>> Start DATA SECTION

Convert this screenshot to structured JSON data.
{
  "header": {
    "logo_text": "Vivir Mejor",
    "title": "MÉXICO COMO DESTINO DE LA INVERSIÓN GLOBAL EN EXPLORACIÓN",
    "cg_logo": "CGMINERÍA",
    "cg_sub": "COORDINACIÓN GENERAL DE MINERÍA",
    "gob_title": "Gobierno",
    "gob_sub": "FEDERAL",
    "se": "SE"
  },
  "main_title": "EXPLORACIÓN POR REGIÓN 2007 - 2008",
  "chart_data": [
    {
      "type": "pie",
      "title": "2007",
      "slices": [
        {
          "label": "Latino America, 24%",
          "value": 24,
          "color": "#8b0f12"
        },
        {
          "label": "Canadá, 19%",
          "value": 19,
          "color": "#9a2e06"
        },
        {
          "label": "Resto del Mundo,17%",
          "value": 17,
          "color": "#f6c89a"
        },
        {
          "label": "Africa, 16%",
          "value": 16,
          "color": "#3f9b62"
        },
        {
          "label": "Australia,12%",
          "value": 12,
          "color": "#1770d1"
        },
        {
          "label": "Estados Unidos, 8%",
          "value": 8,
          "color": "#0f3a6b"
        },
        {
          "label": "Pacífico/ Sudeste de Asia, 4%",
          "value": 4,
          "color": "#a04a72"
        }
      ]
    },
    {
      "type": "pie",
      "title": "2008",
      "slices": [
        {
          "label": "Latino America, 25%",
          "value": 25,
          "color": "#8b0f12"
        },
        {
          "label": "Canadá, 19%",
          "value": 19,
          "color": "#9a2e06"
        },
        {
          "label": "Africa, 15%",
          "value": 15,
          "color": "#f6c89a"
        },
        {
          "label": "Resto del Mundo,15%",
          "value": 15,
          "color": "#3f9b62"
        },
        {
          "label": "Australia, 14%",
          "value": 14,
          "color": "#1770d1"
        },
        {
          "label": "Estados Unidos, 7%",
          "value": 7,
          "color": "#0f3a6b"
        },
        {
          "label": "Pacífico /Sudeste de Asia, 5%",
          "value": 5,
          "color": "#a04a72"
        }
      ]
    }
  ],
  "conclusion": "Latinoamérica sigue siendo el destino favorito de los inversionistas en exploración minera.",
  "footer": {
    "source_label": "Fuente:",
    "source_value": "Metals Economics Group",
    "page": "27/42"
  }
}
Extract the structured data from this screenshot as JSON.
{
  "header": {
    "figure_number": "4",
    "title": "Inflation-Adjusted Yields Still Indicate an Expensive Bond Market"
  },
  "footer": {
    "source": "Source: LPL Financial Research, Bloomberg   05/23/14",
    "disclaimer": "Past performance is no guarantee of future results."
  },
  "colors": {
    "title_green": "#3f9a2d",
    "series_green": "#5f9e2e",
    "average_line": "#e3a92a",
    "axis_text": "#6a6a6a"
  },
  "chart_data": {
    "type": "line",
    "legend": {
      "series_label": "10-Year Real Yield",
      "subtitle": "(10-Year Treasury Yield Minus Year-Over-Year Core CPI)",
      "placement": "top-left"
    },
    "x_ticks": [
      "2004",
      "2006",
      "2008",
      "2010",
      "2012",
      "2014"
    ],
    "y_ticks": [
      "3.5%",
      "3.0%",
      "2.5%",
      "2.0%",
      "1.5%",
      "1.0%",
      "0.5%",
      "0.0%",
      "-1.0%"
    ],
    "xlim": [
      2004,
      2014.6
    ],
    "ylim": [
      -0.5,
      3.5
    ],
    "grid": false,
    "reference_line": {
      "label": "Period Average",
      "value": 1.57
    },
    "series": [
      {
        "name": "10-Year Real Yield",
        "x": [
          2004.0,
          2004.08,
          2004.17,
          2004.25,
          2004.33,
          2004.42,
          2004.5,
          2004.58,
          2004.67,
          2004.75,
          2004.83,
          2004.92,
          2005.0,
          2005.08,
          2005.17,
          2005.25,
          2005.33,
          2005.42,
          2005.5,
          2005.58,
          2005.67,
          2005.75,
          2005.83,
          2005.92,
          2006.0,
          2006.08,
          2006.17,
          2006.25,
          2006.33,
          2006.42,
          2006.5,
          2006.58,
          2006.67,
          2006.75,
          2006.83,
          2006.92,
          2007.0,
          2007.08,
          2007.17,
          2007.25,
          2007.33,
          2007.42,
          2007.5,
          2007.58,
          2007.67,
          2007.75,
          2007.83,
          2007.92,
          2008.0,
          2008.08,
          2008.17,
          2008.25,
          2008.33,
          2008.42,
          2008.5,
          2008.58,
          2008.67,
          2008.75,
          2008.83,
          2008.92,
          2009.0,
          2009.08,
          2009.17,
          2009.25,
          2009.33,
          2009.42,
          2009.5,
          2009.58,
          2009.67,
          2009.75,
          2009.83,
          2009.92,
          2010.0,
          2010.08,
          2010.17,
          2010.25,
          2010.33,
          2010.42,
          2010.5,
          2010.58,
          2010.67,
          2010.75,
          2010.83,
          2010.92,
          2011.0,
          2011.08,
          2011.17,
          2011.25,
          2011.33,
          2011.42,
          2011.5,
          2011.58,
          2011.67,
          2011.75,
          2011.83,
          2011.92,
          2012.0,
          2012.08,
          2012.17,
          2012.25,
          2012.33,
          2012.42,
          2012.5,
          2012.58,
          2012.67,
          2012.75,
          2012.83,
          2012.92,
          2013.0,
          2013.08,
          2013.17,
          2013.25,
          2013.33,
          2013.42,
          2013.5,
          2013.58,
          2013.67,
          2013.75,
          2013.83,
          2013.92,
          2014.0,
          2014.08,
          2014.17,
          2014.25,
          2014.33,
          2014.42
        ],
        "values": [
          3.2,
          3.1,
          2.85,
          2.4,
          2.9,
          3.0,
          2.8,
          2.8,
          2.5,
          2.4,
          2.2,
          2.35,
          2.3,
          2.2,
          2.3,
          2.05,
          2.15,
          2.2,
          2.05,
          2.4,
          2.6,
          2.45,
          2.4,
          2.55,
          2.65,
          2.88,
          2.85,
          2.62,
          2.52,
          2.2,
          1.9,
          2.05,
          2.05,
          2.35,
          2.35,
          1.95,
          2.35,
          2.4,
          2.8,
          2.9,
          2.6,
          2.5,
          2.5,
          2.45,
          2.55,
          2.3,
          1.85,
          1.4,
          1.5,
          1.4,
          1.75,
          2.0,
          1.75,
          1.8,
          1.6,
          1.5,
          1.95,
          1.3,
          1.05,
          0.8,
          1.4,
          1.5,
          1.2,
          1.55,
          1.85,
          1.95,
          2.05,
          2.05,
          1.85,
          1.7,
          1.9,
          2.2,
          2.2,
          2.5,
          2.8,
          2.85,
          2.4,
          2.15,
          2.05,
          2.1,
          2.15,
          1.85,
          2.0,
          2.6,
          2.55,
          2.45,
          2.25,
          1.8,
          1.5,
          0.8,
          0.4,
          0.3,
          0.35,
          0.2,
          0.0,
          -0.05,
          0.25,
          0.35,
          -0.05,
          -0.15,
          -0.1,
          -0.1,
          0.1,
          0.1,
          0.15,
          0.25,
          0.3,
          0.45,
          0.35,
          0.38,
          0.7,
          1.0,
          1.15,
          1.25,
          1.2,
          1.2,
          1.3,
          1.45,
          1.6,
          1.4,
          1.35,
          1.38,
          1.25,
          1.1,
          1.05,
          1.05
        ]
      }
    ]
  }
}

>> End DATA SECTION

**AIM OF THE EXERCISE**
Copy all the records above precisely.

**RIGHT ANSWER**
Convert this screenshot to structured JSON data.
{
  "header": {
    "logo_text": "Vivir Mejor",
    "title": "MÉXICO COMO DESTINO DE LA INVERSIÓN GLOBAL EN EXPLORACIÓN",
    "cg_logo": "CGMINERÍA",
    "cg_sub": "COORDINACIÓN GENERAL DE MINERÍA",
    "gob_title": "Gobierno",
    "gob_sub": "FEDERAL",
    "se": "SE"
  },
  "main_title": "EXPLORACIÓN POR REGIÓN 2007 - 2008",
  "chart_data": [
    {
      "type": "pie",
      "title": "2007",
      "slices": [
        {
          "label": "Latino America, 24%",
          "value": 24,
          "color": "#8b0f12"
        },
        {
          "label": "Canadá, 19%",
          "value": 19,
          "color": "#9a2e06"
        },
        {
          "label": "Resto del Mundo,17%",
          "value": 17,
          "color": "#f6c89a"
        },
        {
          "label": "Africa, 16%",
          "value": 16,
          "color": "#3f9b62"
        },
        {
          "label": "Australia,12%",
          "value": 12,
          "color": "#1770d1"
        },
        {
          "label": "Estados Unidos, 8%",
          "value": 8,
          "color": "#0f3a6b"
        },
        {
          "label": "Pacífico/ Sudeste de Asia, 4%",
          "value": 4,
          "color": "#a04a72"
        }
      ]
    },
    {
      "type": "pie",
      "title": "2008",
      "slices": [
        {
          "label": "Latino America, 25%",
          "value": 25,
          "color": "#8b0f12"
        },
        {
          "label": "Canadá, 19%",
          "value": 19,
          "color": "#9a2e06"
        },
        {
          "label": "Africa, 15%",
          "value": 15,
          "color": "#f6c89a"
        },
        {
          "label": "Resto del Mundo,15%",
          "value": 15,
          "color": "#3f9b62"
        },
        {
          "label": "Australia, 14%",
          "value": 14,
          "color": "#1770d1"
        },
        {
          "label": "Estados Unidos, 7%",
          "value": 7,
          "color": "#0f3a6b"
        },
        {
          "label": "Pacífico /Sudeste de Asia, 5%",
          "value": 5,
          "color": "#a04a72"
        }
      ]
    }
  ],
  "conclusion": "Latinoamérica sigue siendo el destino favorito de los inversionistas en exploración minera.",
  "footer": {
    "source_label": "Fuente:",
    "source_value": "Metals Economics Group",
    "page": "27/42"
  }
}
Extract the structured data from this screenshot as JSON.
{
  "header": {
    "figure_number": "4",
    "title": "Inflation-Adjusted Yields Still Indicate an Expensive Bond Market"
  },
  "footer": {
    "source": "Source: LPL Financial Research, Bloomberg   05/23/14",
    "disclaimer": "Past performance is no guarantee of future results."
  },
  "colors": {
    "title_green": "#3f9a2d",
    "series_green": "#5f9e2e",
    "average_line": "#e3a92a",
    "axis_text": "#6a6a6a"
  },
  "chart_data": {
    "type": "line",
    "legend": {
      "series_label": "10-Year Real Yield",
      "subtitle": "(10-Year Treasury Yield Minus Year-Over-Year Core CPI)",
      "placement": "top-left"
    },
    "x_ticks": [
      "2004",
      "2006",
      "2008",
      "2010",
      "2012",
      "2014"
    ],
    "y_ticks": [
      "3.5%",
      "3.0%",
      "2.5%",
      "2.0%",
      "1.5%",
      "1.0%",
      "0.5%",
      "0.0%",
      "-1.0%"
    ],
    "xlim": [
      2004,
      2014.6
    ],
    "ylim": [
      -0.5,
      3.5
    ],
    "grid": false,
    "reference_line": {
      "label": "Period Average",
      "value": 1.57
    },
    "series": [
      {
        "name": "10-Year Real Yield",
        "x": [
          2004.0,
          2004.08,
          2004.17,
          2004.25,
          2004.33,
          2004.42,
          2004.5,
          2004.58,
          2004.67,
          2004.75,
          2004.83,
          2004.92,
          2005.0,
          2005.08,
          2005.17,
          2005.25,
          2005.33,
          2005.42,
          2005.5,
          2005.58,
          2005.67,
          2005.75,
          2005.83,
          2005.92,
          2006.0,
          2006.08,
          2006.17,
          2006.25,
          2006.33,
          2006.42,
          2006.5,
          2006.58,
          2006.67,
          2006.75,
          2006.83,
          2006.92,
          2007.0,
          2007.08,
          2007.17,
          2007.25,
          2007.33,
          2007.42,
          2007.5,
          2007.58,
          2007.67,
          2007.75,
          2007.83,
          2007.92,
          2008.0,
          2008.08,
          2008.17,
          2008.25,
          2008.33,
          2008.42,
          2008.5,
          2008.58,
          2008.67,
          2008.75,
          2008.83,
          2008.92,
          2009.0,
          2009.08,
          2009.17,
          2009.25,
          2009.33,
          2009.42,
          2009.5,
          2009.58,
          2009.67,
          2009.75,
          2009.83,
          2009.92,
          2010.0,
          2010.08,
          2010.17,
          2010.25,
          2010.33,
          2010.42,
          2010.5,
          2010.58,
          2010.67,
          2010.75,
          2010.83,
          2010.92,
          2011.0,
          2011.08,
          2011.17,
          2011.25,
          2011.33,
          2011.42,
          2011.5,
          2011.58,
          2011.67,
          2011.75,
          2011.83,
          2011.92,
          2012.0,
          2012.08,
          2012.17,
          2012.25,
          2012.33,
          2012.42,
          2012.5,
          2012.58,
          2012.67,
          2012.75,
          2012.83,
          2012.92,
          2013.0,
          2013.08,
          2013.17,
          2013.25,
          2013.33,
          2013.42,
          2013.5,
          2013.58,
          2013.67,
          2013.75,
          2013.83,
          2013.92,
          2014.0,
          2014.08,
          2014.17,
          2014.25,
          2014.33,
          2014.42
        ],
        "values": [
          3.2,
          3.1,
          2.85,
          2.4,
          2.9,
          3.0,
          2.8,
          2.8,
          2.5,
          2.4,
          2.2,
          2.35,
          2.3,
          2.2,
          2.3,
          2.05,
          2.15,
          2.2,
          2.05,
          2.4,
          2.6,
          2.45,
          2.4,
          2.55,
          2.65,
          2.88,
          2.85,
          2.62,
          2.52,
          2.2,
          1.9,
          2.05,
          2.05,
          2.35,
          2.35,
          1.95,
          2.35,
          2.4,
          2.8,
          2.9,
          2.6,
          2.5,
          2.5,
          2.45,
          2.55,
          2.3,
          1.85,
          1.4,
          1.5,
          1.4,
          1.75,
          2.0,
          1.75,
          1.8,
          1.6,
          1.5,
          1.95,
          1.3,
          1.05,
          0.8,
          1.4,
          1.5,
          1.2,
          1.55,
          1.85,
          1.95,
          2.05,
          2.05,
          1.85,
          1.7,
          1.9,
          2.2,
          2.2,
          2.5,
          2.8,
          2.85,
          2.4,
          2.15,
          2.05,
          2.1,
          2.15,
          1.85,
          2.0,
          2.6,
          2.55,
          2.45,
          2.25,
          1.8,
          1.5,
          0.8,
          0.4,
          0.3,
          0.35,
          0.2,
          0.0,
          -0.05,
          0.25,
          0.35,
          -0.05,
          -0.15,
          -0.1,
          -0.1,
          0.1,
          0.1,
          0.15,
          0.25,
          0.3,
          0.45,
          0.35,
          0.38,
          0.7,
          1.0,
          1.15,
          1.25,
          1.2,
          1.2,
          1.3,
          1.45,
          1.6,
          1.4,
          1.35,
          1.38,
          1.25,
          1.1,
          1.05,
          1.05
        ]
      }
    ]
  }
}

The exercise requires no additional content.